# [Dataset listings of figures]
──────────

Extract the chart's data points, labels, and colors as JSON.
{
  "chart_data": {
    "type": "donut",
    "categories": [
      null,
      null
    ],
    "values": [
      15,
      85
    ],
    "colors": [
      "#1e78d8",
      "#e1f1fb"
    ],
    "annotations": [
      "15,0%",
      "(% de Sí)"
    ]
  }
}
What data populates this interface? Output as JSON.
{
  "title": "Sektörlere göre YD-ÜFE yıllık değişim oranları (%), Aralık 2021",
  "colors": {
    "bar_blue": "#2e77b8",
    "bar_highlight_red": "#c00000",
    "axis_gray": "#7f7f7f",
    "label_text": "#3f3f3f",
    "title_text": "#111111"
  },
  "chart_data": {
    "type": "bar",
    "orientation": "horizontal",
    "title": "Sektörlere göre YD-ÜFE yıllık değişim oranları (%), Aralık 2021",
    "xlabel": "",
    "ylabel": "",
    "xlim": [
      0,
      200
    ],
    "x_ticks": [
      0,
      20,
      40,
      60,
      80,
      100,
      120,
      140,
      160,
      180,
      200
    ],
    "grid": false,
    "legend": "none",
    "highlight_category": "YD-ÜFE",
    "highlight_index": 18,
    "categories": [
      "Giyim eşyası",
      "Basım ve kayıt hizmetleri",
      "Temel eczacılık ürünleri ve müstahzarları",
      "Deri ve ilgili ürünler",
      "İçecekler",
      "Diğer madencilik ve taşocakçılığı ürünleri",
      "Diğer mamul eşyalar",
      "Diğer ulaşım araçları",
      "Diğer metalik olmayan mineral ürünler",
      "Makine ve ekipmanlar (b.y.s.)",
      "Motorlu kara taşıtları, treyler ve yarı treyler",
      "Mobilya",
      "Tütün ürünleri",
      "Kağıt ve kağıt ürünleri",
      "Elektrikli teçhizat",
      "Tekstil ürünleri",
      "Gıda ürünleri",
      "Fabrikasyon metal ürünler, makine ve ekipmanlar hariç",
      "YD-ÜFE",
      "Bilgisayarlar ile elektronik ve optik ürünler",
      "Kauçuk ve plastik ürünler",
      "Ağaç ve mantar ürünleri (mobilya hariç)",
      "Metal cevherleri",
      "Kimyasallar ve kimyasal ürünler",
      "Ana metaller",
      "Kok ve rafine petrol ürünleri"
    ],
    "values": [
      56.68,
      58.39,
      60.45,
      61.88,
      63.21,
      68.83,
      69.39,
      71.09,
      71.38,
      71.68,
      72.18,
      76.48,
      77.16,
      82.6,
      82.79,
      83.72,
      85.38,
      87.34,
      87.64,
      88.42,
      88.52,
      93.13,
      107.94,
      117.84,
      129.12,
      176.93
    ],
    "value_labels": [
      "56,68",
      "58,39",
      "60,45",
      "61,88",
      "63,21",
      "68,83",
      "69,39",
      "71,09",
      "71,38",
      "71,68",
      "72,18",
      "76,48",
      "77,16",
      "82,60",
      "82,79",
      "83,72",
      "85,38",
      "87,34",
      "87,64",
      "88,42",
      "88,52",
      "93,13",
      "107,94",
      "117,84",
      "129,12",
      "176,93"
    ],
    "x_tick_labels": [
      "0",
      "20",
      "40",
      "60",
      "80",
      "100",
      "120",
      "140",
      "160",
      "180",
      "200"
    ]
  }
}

──────────

# [Aim]
State the number of lines holding the word "colors" in the listing. Add nothing else.

# [Exercise solution]
3